*Records for this task*
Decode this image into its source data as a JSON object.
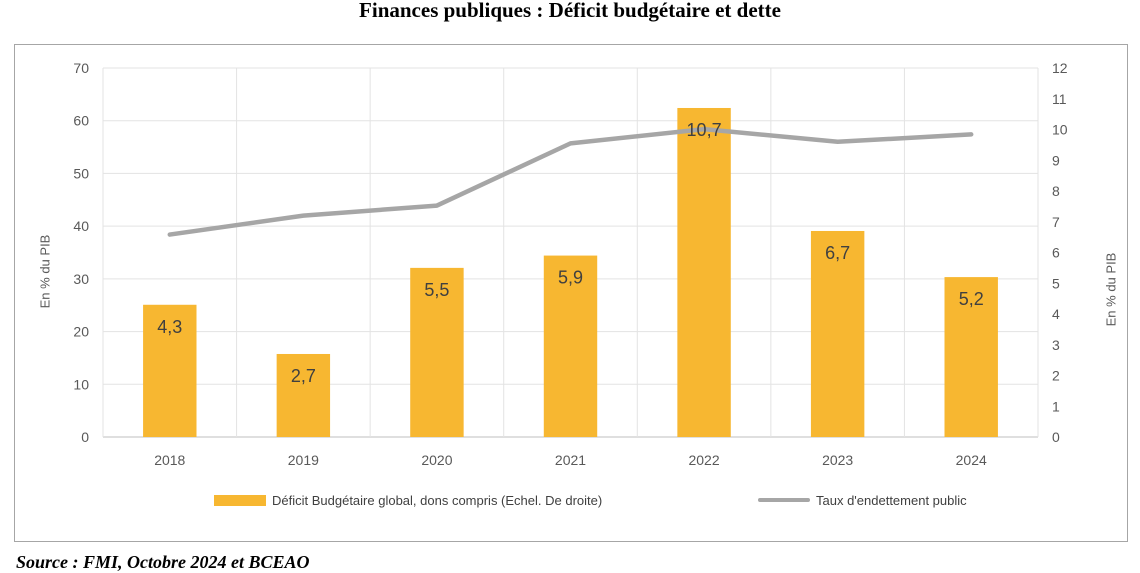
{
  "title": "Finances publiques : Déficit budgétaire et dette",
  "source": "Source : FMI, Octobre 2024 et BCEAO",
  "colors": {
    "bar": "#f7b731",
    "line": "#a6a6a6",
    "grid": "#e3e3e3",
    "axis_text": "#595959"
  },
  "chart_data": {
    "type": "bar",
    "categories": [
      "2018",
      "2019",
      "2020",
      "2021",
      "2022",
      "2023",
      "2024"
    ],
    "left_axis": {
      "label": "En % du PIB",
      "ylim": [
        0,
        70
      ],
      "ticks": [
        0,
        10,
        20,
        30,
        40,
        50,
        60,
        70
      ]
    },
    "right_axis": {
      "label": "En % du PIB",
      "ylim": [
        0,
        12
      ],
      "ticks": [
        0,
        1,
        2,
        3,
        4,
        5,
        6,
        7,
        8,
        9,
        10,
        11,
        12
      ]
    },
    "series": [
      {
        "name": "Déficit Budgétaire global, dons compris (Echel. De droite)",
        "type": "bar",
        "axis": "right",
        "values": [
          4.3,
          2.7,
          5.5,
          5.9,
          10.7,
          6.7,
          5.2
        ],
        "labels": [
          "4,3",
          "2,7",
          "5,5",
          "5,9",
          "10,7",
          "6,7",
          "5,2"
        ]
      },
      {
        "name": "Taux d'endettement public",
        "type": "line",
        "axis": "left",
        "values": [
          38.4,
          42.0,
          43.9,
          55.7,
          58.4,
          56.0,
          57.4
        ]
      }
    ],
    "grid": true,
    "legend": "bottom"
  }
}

*Task prompt*
Transcribe the records verbatim and omit the images.

*Solution below*
Decode this image into its source data as a JSON object.
{
  "title": "Finances publiques : Déficit budgétaire et dette",
  "source": "Source : FMI, Octobre 2024 et BCEAO",
  "colors": {
    "bar": "#f7b731",
    "line": "#a6a6a6",
    "grid": "#e3e3e3",
    "axis_text": "#595959"
  },
  "chart_data": {
    "type": "bar",
    "categories": [
      "2018",
      "2019",
      "2020",
      "2021",
      "2022",
      "2023",
      "2024"
    ],
    "left_axis": {
      "label": "En % du PIB",
      "ylim": [
        0,
        70
      ],
      "ticks": [
        0,
        10,
        20,
        30,
        40,
        50,
        60,
        70
      ]
    },
    "right_axis": {
      "label": "En % du PIB",
      "ylim": [
        0,
        12
      ],
      "ticks": [
        0,
        1,
        2,
        3,
        4,
        5,
        6,
        7,
        8,
        9,
        10,
        11,
        12
      ]
    },
    "series": [
      {
        "name": "Déficit Budgétaire global, dons compris (Echel. De droite)",
        "type": "bar",
        "axis": "right",
        "values": [
          4.3,
          2.7,
          5.5,
          5.9,
          10.7,
          6.7,
          5.2
        ],
        "labels": [
          "4,3",
          "2,7",
          "5,5",
          "5,9",
          "10,7",
          "6,7",
          "5,2"
        ]
      },
      {
        "name": "Taux d'endettement public",
        "type": "line",
        "axis": "left",
        "values": [
          38.4,
          42.0,
          43.9,
          55.7,
          58.4,
          56.0,
          57.4
        ]
      }
    ],
    "grid": true,
    "legend": "bottom"
  }
}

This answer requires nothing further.